Given problem —
Retype exactly and only the lines from the one that contains "Read out every word on this page." through the final line of the data; pictures are left out.

Dataset records —
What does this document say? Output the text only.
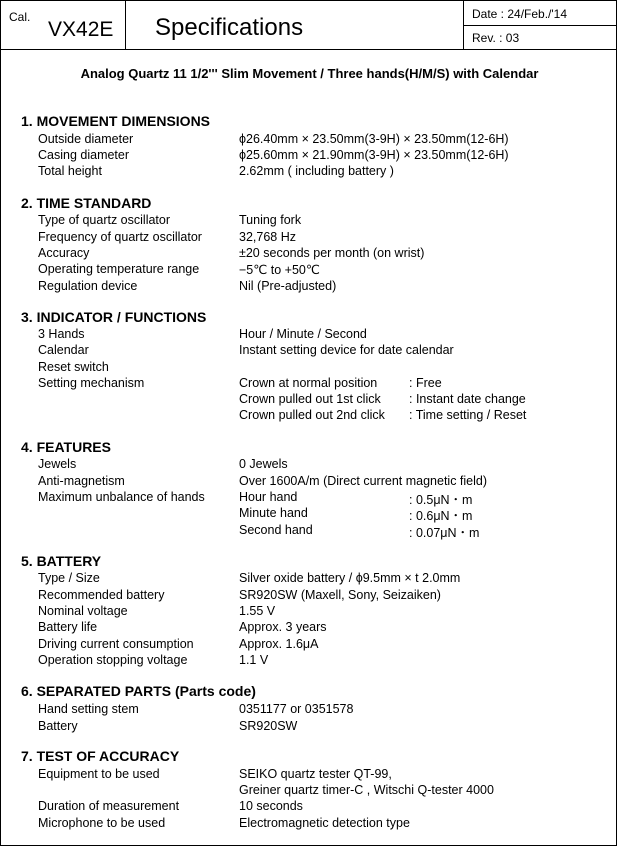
Cal.
VX42E Specifications	Date : 24/Feb./'14
Rev. : 03
Analog Quartz 11 1/2''' Slim Movement / Three hands(H/M/S) with Calendar
1. MOVEMENT DIMENSIONS
Outside diameter	ϕ26.40mm × 23.50mm(3-9H) × 23.50mm(12-6H)
Casing diameter	ϕ25.60mm × 21.90mm(3-9H) × 23.50mm(12-6H)
Total height	2.62mm ( including battery )
2. TIME STANDARD
Type of quartz oscillator	Tuning fork
Frequency of quartz oscillator	32,768 Hz
Accuracy	±20 seconds per month (on wrist)
Operating temperature range	−5℃ to +50℃
Regulation device	Nil (Pre-adjusted)
3. INDICATOR / FUNCTIONS
3 Hands	Hour / Minute / Second
Calendar	Instant setting device for date calendar
Reset switch
Setting mechanism	Crown at normal position	: Free
Crown pulled out 1st click : Instant date change
Crown pulled out 2nd click : Time setting / Reset
4. FEATURES
Jewels	0 Jewels
Anti-magnetism	Over 1600A/m (Direct current magnetic field)
Maximum unbalance of hands	Hour hand	: 0.5μN・m
Minute hand	: 0.6μN・m
Second hand	: 0.07μN・m
5. BATTERY
Type / Size	Silver oxide battery / ϕ9.5mm × t 2.0mm
Recommended battery	SR920SW (Maxell, Sony, Seizaiken)
Nominal voltage	1.55 V
Battery life	Approx. 3 years
Driving current consumption	Approx. 1.6μA
Operation stopping voltage	1.1 V
6. SEPARATED PARTS (Parts code)
Hand setting stem	0351177 or 0351578
Battery	SR920SW
7. TEST OF ACCURACY
Equipment to be used	SEIKO quartz tester QT-99,
Greiner quartz timer-C , Witschi Q-tester 4000
Duration of measurement	10 seconds
Microphone to be used	Electromagnetic detection type
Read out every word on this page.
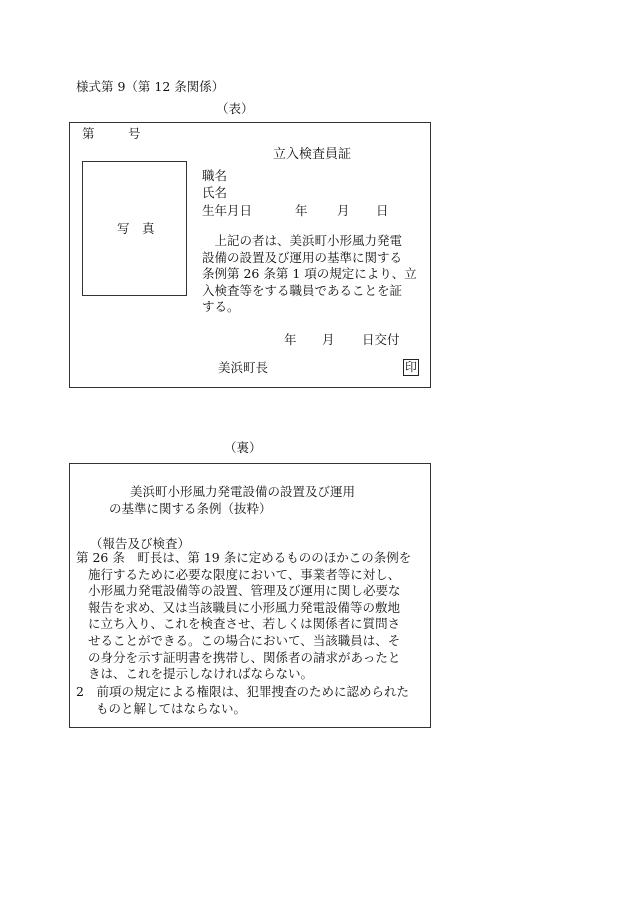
様式第 9（第 12 条関係）
（表）
第	号
立入検査員証
写　真
職名
氏名
生年月日	年 月 日
　上記の者は、美浜町小形風力発電
設備の設置及び運用の基準に関する
条例第 26 条第 1 項の規定により、立
入検査等をする職員であることを証
する。
年 月 日交付
美浜町長	印
（裏）
美浜町小形風力発電設備の設置及び運用
の基準に関する条例（抜粋）
（報告及び検査）
第 26 条　町長は、第 19 条に定めるもののほかこの条例を
施行するために必要な限度において、事業者等に対し、
小形風力発電設備等の設置、管理及び運用に関し必要な
報告を求め、又は当該職員に小形風力発電設備等の敷地
に立ち入り、これを検査させ、若しくは関係者に質問さ
せることができる。この場合において、当該職員は、そ
の身分を示す証明書を携帯し、関係者の請求があったと
きは、これを提示しなければならない。
2　前項の規定による権限は、犯罪捜査のために認められた
ものと解してはならない。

Result for this task —
Read out every word on this page.
様式第 9（第 12 条関係）
（表）
第	号
立入検査員証
写　真
職名
氏名
生年月日	年 月 日
　上記の者は、美浜町小形風力発電
設備の設置及び運用の基準に関する
条例第 26 条第 1 項の規定により、立
入検査等をする職員であることを証
する。
年 月 日交付
美浜町長	印
（裏）
美浜町小形風力発電設備の設置及び運用
の基準に関する条例（抜粋）
（報告及び検査）
第 26 条　町長は、第 19 条に定めるもののほかこの条例を
施行するために必要な限度において、事業者等に対し、
小形風力発電設備等の設置、管理及び運用に関し必要な
報告を求め、又は当該職員に小形風力発電設備等の敷地
に立ち入り、これを検査させ、若しくは関係者に質問さ
せることができる。この場合において、当該職員は、そ
の身分を示す証明書を携帯し、関係者の請求があったと
きは、これを提示しなければならない。
2　前項の規定による権限は、犯罪捜査のために認められた
ものと解してはならない。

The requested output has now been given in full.